### Set exercise
Starting at the line that contains "Patent image size: (931, 512)." and continuing through the end of the listing, change "side elevational view" to "lateral view" and reproduce those lines with nothing else altered.

(Collected data)

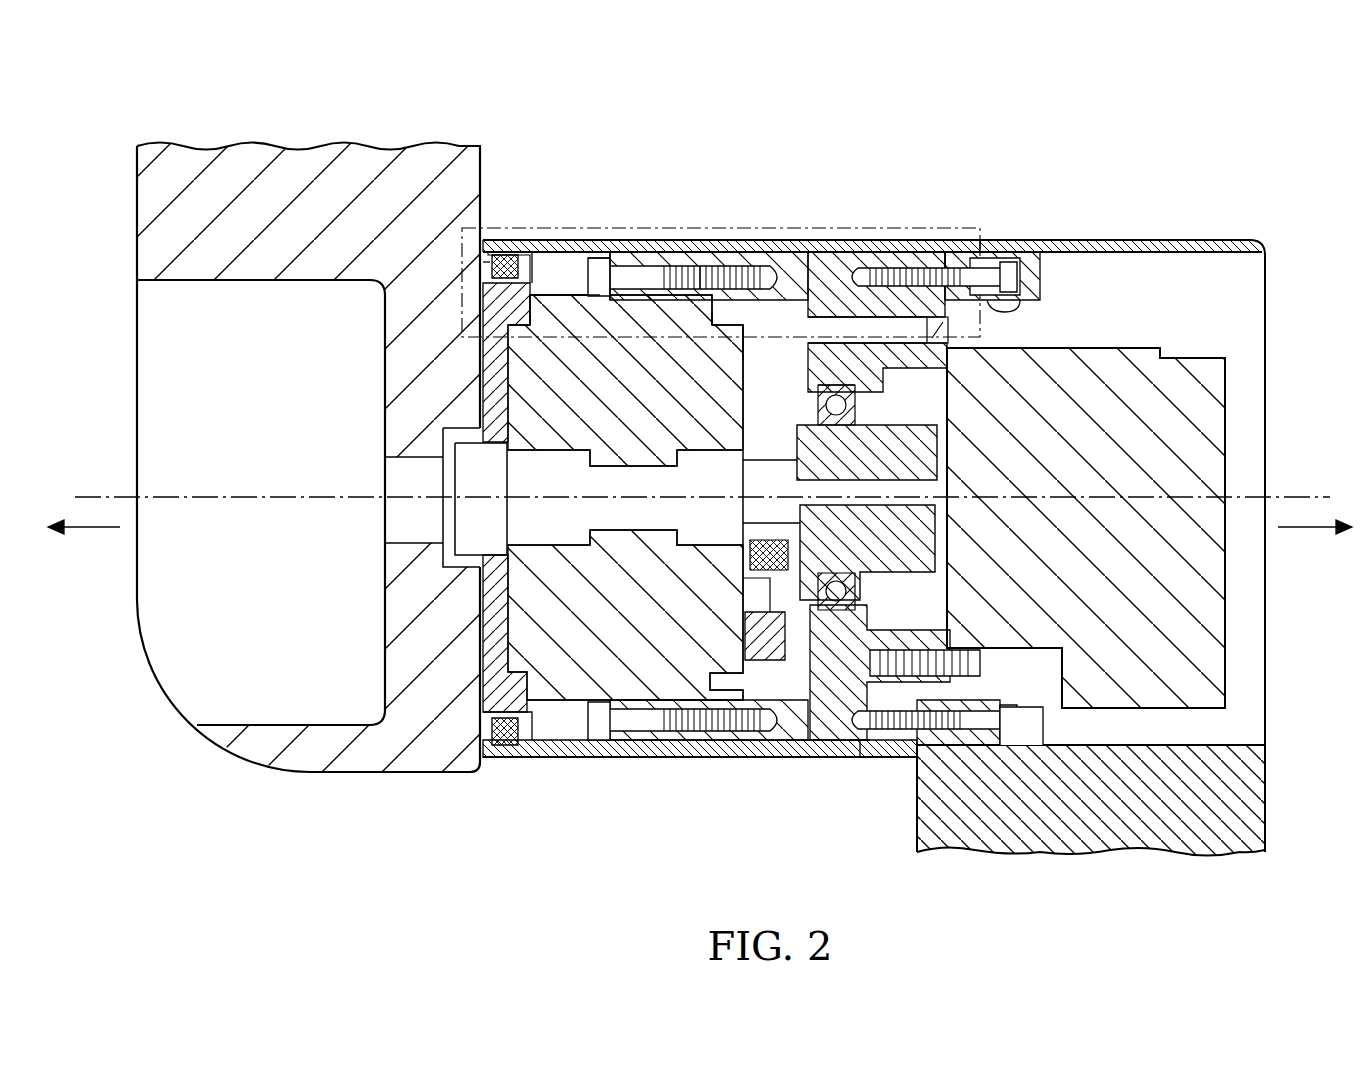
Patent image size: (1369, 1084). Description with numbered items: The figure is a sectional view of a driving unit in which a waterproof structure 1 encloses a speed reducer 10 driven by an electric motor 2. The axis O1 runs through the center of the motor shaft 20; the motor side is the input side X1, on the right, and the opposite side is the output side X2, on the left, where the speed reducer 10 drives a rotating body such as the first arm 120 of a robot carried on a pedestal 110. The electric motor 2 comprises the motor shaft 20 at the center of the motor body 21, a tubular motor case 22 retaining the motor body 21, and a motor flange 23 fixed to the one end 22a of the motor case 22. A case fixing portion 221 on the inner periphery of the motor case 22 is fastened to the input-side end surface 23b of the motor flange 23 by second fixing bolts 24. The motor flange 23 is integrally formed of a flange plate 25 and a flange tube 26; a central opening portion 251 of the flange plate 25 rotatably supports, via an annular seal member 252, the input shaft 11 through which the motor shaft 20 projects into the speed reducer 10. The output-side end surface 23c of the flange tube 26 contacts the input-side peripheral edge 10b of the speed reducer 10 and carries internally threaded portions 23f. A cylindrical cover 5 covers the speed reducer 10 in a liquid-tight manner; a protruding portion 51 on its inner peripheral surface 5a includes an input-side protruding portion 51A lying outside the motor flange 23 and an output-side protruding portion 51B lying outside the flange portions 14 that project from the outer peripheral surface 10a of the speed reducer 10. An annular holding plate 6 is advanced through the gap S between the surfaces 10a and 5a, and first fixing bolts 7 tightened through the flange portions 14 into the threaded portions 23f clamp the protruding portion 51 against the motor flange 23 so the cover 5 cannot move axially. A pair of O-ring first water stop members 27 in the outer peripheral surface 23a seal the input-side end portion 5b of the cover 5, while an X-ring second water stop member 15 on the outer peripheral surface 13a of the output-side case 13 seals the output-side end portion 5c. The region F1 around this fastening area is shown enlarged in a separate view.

The waterproof structure 1 is at (935, 192).
The electric motor 2 is at (1226, 392).
The cover 5 is at (597, 238).
The inner peripheral surface of the cover 5a is at (803, 252).
The input-side end portion of the cover 5b is at (955, 258).
The output-side end portion of the cover 5c is at (483, 246).
The holding plate 6 is at (573, 268).
The first fixing bolts 7 is at (612, 262).
The speed reducer 10 is at (622, 660).
The outer peripheral surface of the speed reducer 10a is at (557, 292).
The input-side peripheral edge of the speed reducer 10b is at (700, 298).
The input shaft 11 is at (760, 662).
The output-side case 13 is at (505, 760).
The outer peripheral surface of the output-side case 13a is at (520, 250).
The flange portions 14 is at (638, 262).
The second water stop member 15 is at (485, 262).
The motor shaft 20 is at (830, 602).
The motor body 21 is at (1215, 612).
The motor case 22 is at (1190, 240).
The one end of the motor case 22a is at (874, 760).
The motor flange 23 is at (796, 300).
The outer peripheral surface of the motor flange 23a is at (843, 262).
The input-side end surface of the motor flange 23b is at (983, 242).
The output-side end surface of the flange tube 23c is at (728, 320).
The internally threaded portions 23f is at (740, 300).
The second fixing bolts 24 is at (1018, 268).
The flange plate 25 is at (890, 262).
The flange tube 26 is at (810, 262).
The first water stop members 27 is at (860, 760).
The protruding portion 51 is at (636, 108).
The input-side protruding portion 51A is at (718, 262).
The output-side protruding portion 51B is at (645, 262).
The pedestal 110 is at (1230, 800).
The first arm 120 is at (300, 165).
The case fixing portion 221 is at (1018, 290).
The central opening portion 251 is at (768, 592).
The annular seal member 252 is at (878, 262).
The region F1 is at (965, 232).
The axis O1 is at (1293, 497).
The gap S is at (540, 287).
The input side X1 is at (1315, 542).
The output side X2 is at (84, 542).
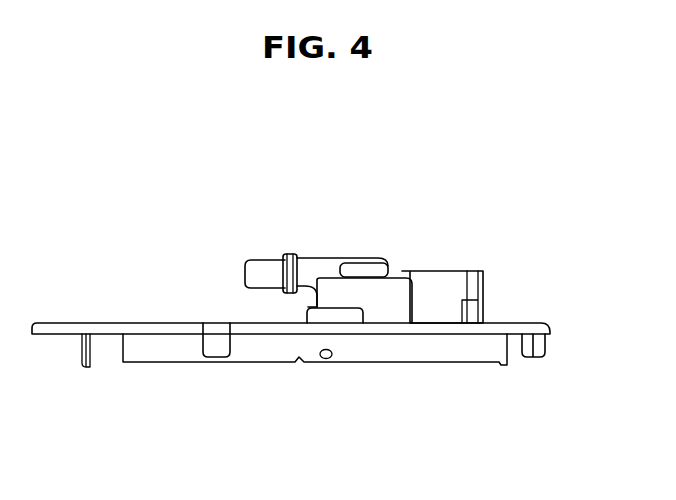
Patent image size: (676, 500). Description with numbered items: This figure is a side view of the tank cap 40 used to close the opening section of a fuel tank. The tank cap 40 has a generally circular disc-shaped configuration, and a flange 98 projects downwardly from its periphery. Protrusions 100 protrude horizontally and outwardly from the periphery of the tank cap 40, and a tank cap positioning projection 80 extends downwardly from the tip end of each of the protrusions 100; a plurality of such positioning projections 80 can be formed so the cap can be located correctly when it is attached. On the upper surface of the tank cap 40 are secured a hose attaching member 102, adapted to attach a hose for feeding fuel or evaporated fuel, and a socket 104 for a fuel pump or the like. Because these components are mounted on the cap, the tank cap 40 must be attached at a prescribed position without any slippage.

The tank cap 40 is at (188, 276).
The tank cap positioning projection 80 is at (214, 350).
The flange 98 is at (423, 352).
The protrusion 100 is at (538, 321).
The hose attaching member 102 is at (312, 270).
The socket 104 is at (438, 275).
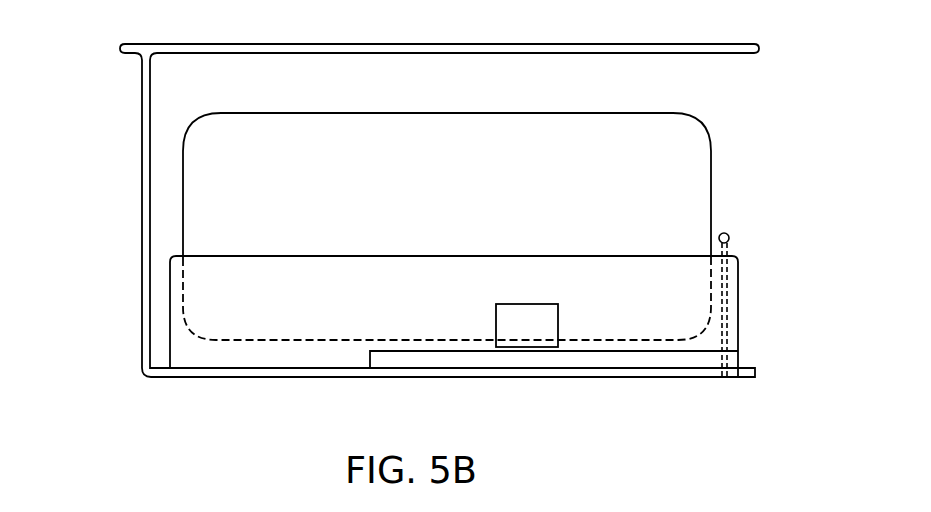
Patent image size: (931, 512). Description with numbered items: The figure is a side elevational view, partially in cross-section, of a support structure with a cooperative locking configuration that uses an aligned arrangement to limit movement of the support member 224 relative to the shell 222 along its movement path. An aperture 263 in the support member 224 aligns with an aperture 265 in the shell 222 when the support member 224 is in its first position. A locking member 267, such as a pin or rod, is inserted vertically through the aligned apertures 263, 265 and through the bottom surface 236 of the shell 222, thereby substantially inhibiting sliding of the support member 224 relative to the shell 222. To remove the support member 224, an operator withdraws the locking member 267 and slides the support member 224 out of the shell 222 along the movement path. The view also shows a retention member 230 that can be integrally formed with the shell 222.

The shell 222 is at (128, 171).
The support member 224 is at (515, 280).
The retention member 230 is at (496, 325).
The bottom surface 236 is at (580, 378).
The aperture 263 is at (739, 291).
The aperture 265 is at (736, 366).
The locking member 267 is at (750, 253).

### Output of the exercise
Patent image size: (931, 512). Description with numbered items: The figure is a lateral view, partially in cross-section, of a support structure with a cooperative locking configuration that uses an aligned arrangement to limit movement of the support member 224 relative to the shell 222 along its movement path. An aperture 263 in the support member 224 aligns with an aperture 265 in the shell 222 when the support member 224 is in its first position. A locking member 267, such as a pin or rod, is inserted vertically through the aligned apertures 263, 265 and through the bottom surface 236 of the shell 222, thereby substantially inhibiting sliding of the support member 224 relative to the shell 222. To remove the support member 224, an operator withdraws the locking member 267 and slides the support member 224 out of the shell 222 along the movement path. The view also shows a retention member 230 that can be integrally formed with the shell 222.

The shell 222 is at (128, 171).
The support member 224 is at (515, 280).
The retention member 230 is at (496, 325).
The bottom surface 236 is at (580, 378).
The aperture 263 is at (739, 291).
The aperture 265 is at (736, 366).
The locking member 267 is at (750, 253).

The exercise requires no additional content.